[start of Page]

Player Manager is a football management game, released for the Amiga and Atari ST in 1990. It was notable for being the first game to combine both managing the team and playing as a single player. The match engine borrowed heavily from the Kick Off match engine, which was developed by Dino Dini and Anco Software, who also created Player Manager. This was the first in a series of games called Player Manager.

Gameplay

Players would take control of a third division side as player-manager, acting in both managing and playing aspects. The latter option was optional, since players could choose whether to control the player only or the entire team from the outset. They can opt to do neither, if they choose not to play the matches personally.

The Player Manager universe is structured somewhat differently from real-life football of the same period. Many notable clubs are not featured in the game, as the programmers chose to have 10 teams in the top two divisions, and 12 in the third and fourth divisions, presumably due to memory constraints. There is also only one domestic cup competition. And, as with the majority of the football games of the time, the game is notable now for featuring no European football, due to English clubs exclusion from European competition owing to the Heysel Stadium disaster.

[end of Page]
[start of Information shown]

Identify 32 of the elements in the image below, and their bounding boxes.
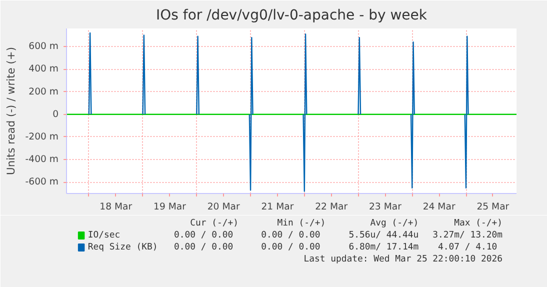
text: 3.27m/ 13.20m [432, 230, 503, 240]
y-tick-label: 0 [52, 108, 59, 120]
x-tick-label: 25 Mar [476, 202, 510, 212]
text: 0.00 / 0.00 [174, 242, 234, 252]
text: 6.80m/ 17.14m [348, 242, 419, 252]
y-tick-label: 200 m [28, 86, 59, 98]
text: 4.07 / 4.10 [438, 242, 498, 252]
y-axis-title: Units read (-) / write (+) [4, 47, 18, 175]
chart-title: IOs for /dev/vg0/lv-0-apache - by week [156, 8, 428, 24]
legend-label: Req Size (KB) [88, 242, 158, 252]
x-tick-label: 23 Mar [368, 202, 402, 212]
x-tick-label: 18 Mar [100, 202, 132, 212]
y-tick-label: -200 m [25, 131, 59, 142]
text: Max (-/+) [454, 218, 503, 228]
y-tick-label: -400 m [25, 154, 59, 166]
x-tick-label: 20 Mar [207, 202, 240, 212]
y-tick-label: 600 m [28, 41, 59, 52]
x-tick-label: 19 Mar [154, 202, 186, 212]
y-tick-label: 400 m [28, 64, 59, 75]
text: Cur (-/+) [190, 218, 238, 228]
x-tick-label: 22 Mar [315, 202, 348, 212]
text: 5.56u/ 44.44u [348, 230, 419, 240]
text: 0.00 / 0.00 [174, 230, 234, 240]
text: Avg (-/+) [370, 218, 419, 228]
y-tick-label: -600 m [25, 176, 59, 188]
legend-label: IO/sec [88, 230, 120, 240]
text: 0.00 / 0.00 [261, 242, 320, 252]
text: 0.00 / 0.00 [261, 230, 320, 240]
text: Min (-/+) [277, 218, 326, 228]
text: Last update: Wed Mar 25 22:00:10 2026 [304, 254, 503, 264]
x-tick-label: 21 Mar [261, 202, 294, 212]
x-tick-label: 24 Mar [422, 202, 456, 212]
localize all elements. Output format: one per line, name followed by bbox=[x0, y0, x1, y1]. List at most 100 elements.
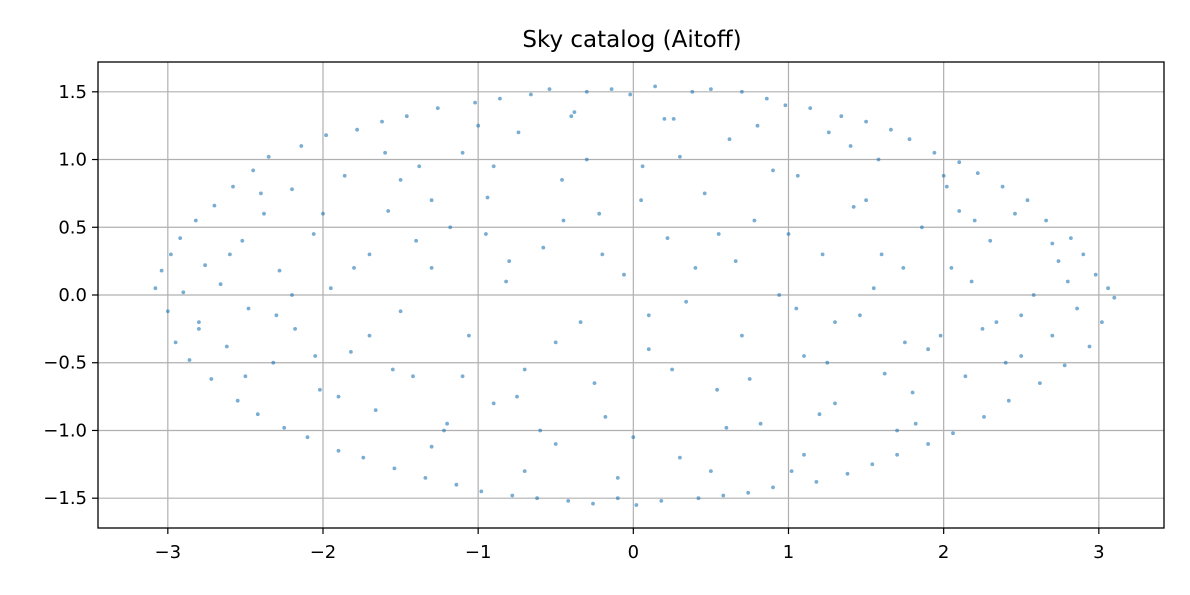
scatter-point bbox=[197, 320, 201, 324]
scatter-point bbox=[259, 191, 263, 196]
scatter-point bbox=[460, 374, 465, 379]
scatter-point bbox=[566, 499, 571, 503]
scatter-point bbox=[1069, 236, 1073, 241]
scatter-point bbox=[1093, 272, 1098, 277]
scatter-point bbox=[789, 469, 794, 473]
scatter-point bbox=[913, 421, 918, 426]
scatter-point bbox=[1065, 279, 1070, 284]
scatter-point bbox=[709, 87, 713, 91]
scatter-point bbox=[209, 377, 214, 381]
scatter-point bbox=[901, 266, 906, 270]
scatter-point bbox=[178, 236, 183, 241]
scatter-point bbox=[448, 225, 453, 230]
scatter-point bbox=[1087, 344, 1092, 349]
scatter-point bbox=[1062, 363, 1067, 368]
scatter-point bbox=[1044, 218, 1048, 223]
scatter-point bbox=[659, 499, 664, 503]
scatter-point bbox=[671, 117, 676, 121]
scatter-point bbox=[1106, 286, 1110, 291]
scatter-point bbox=[755, 123, 760, 128]
scatter-point bbox=[197, 327, 201, 331]
scatter-point bbox=[895, 428, 899, 433]
scatter-point bbox=[561, 218, 566, 223]
scatter-point bbox=[173, 340, 178, 345]
scatter-point bbox=[771, 485, 775, 490]
scatter-point bbox=[615, 476, 620, 480]
scatter-point bbox=[870, 462, 875, 467]
scatter-point bbox=[851, 205, 856, 209]
scatter-point bbox=[445, 421, 449, 426]
scatter-point bbox=[879, 252, 884, 257]
scatter-point bbox=[783, 103, 788, 108]
scatter-point bbox=[1003, 360, 1008, 365]
scatter-point bbox=[825, 360, 830, 365]
scatter-point bbox=[569, 114, 574, 119]
scatter-point bbox=[1056, 259, 1061, 263]
scatter-point bbox=[592, 381, 597, 385]
scatter-point bbox=[187, 358, 192, 362]
scatter-point bbox=[529, 92, 533, 97]
scatter-point bbox=[228, 252, 232, 257]
scatter-point bbox=[771, 168, 775, 173]
scatter-point bbox=[324, 133, 328, 138]
y-tick-label: −0.5 bbox=[43, 353, 87, 374]
scatter-point bbox=[553, 340, 558, 345]
scatter-point bbox=[522, 367, 527, 372]
scatter-point bbox=[231, 184, 235, 189]
scatter-point bbox=[938, 333, 943, 338]
scatter-point bbox=[777, 293, 782, 297]
scatter-point bbox=[709, 469, 713, 473]
scatter-point bbox=[243, 374, 248, 379]
scatter-point bbox=[839, 114, 844, 119]
scatter-point bbox=[833, 320, 837, 324]
y-tick-label: 0.5 bbox=[58, 217, 87, 238]
scatter-point bbox=[240, 238, 245, 243]
scatter-point bbox=[349, 350, 353, 354]
scatter-point bbox=[1000, 184, 1005, 189]
scatter-point bbox=[429, 444, 434, 449]
scatter-point bbox=[560, 178, 564, 182]
scatter-point bbox=[678, 154, 682, 159]
scatter-point bbox=[724, 425, 729, 430]
scatter-point bbox=[949, 266, 954, 270]
scatter-point bbox=[1013, 211, 1017, 216]
scatter-point bbox=[603, 415, 608, 419]
scatter-point bbox=[639, 198, 643, 203]
x-tick-label: 0 bbox=[628, 542, 639, 563]
scatter-point bbox=[572, 110, 577, 114]
scatter-point bbox=[1050, 333, 1055, 338]
scatter-point bbox=[848, 144, 853, 148]
y-tick-label: 1.5 bbox=[58, 82, 87, 103]
scatter-point bbox=[271, 360, 276, 365]
scatter-point bbox=[1025, 198, 1030, 203]
scatter-point bbox=[696, 496, 701, 501]
scatter-point bbox=[678, 455, 682, 460]
scatter-point bbox=[646, 313, 651, 318]
scatter-point bbox=[747, 377, 752, 381]
scatter-point bbox=[504, 279, 508, 284]
scatter-point bbox=[293, 327, 297, 331]
scatter-point bbox=[305, 435, 310, 440]
scatter-point bbox=[251, 168, 256, 173]
scatter-point bbox=[733, 259, 738, 263]
scatter-point bbox=[982, 415, 986, 419]
scatter-point bbox=[414, 238, 418, 243]
y-tick-label: 1.0 bbox=[58, 150, 87, 171]
scatter-point bbox=[794, 306, 799, 311]
scatter-point bbox=[975, 171, 980, 176]
scatter-point bbox=[290, 187, 294, 192]
scatter-point bbox=[578, 320, 583, 324]
scatter-point bbox=[553, 442, 558, 446]
scatter-point bbox=[246, 306, 251, 311]
x-tick-label: −3 bbox=[155, 542, 182, 563]
scatter-point bbox=[522, 469, 527, 473]
scatter-point bbox=[1006, 398, 1011, 403]
scatter-point bbox=[1019, 313, 1024, 318]
scatter-point bbox=[313, 354, 318, 358]
scatter-point bbox=[795, 173, 800, 178]
scatter-point bbox=[299, 144, 304, 148]
scatter-point bbox=[903, 340, 907, 345]
x-tick-label: −1 bbox=[465, 542, 492, 563]
y-tick-label: −1.0 bbox=[43, 420, 87, 441]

[end of Information shown]

Task brief
Extend the Player Manager text, picking up right after its last sentence. The data above is separate from the Player Manager text.

Expected answer
Further reference to recent problems in real-life football come courtesy of news items that make reference to the Bradford City stadium fire, and the general problems experienced in relation to football hooliganism at the time, particularly the aforementioned Heysel. This is the first of several eccentricities in the game; if the team operated by the player attempts to hoard money, they will experience consistent fires and fines due to hooliganism, as a mechanism to keep their bank balance down.

Magazine reviews

ST Action         - A stroke of pure genius.
The One           - An exceptional football management sim. Astounding depth, most involved, rewarding and playable.
ACE               - Successfully blends challenging soccer management with frantic end to end arcade action. 920
New Comp Express  - The sheer depth is incredible. A definitive management game.
Commodore User    - At last a management game that requires true management skills - a winner 94%
ST Format         - Brilliant. 93%
Amiga Format      - Enthralling and addictive. 93%
Zzap!64              - Best football management game ever written. 92%

Remake
A remake of the game was in development for iPhone. but was shelved and never released. A remake with the original graphics by Steve Screech was developed and released on Google Play Store and elected as one of the best 3 football managerial games on Android.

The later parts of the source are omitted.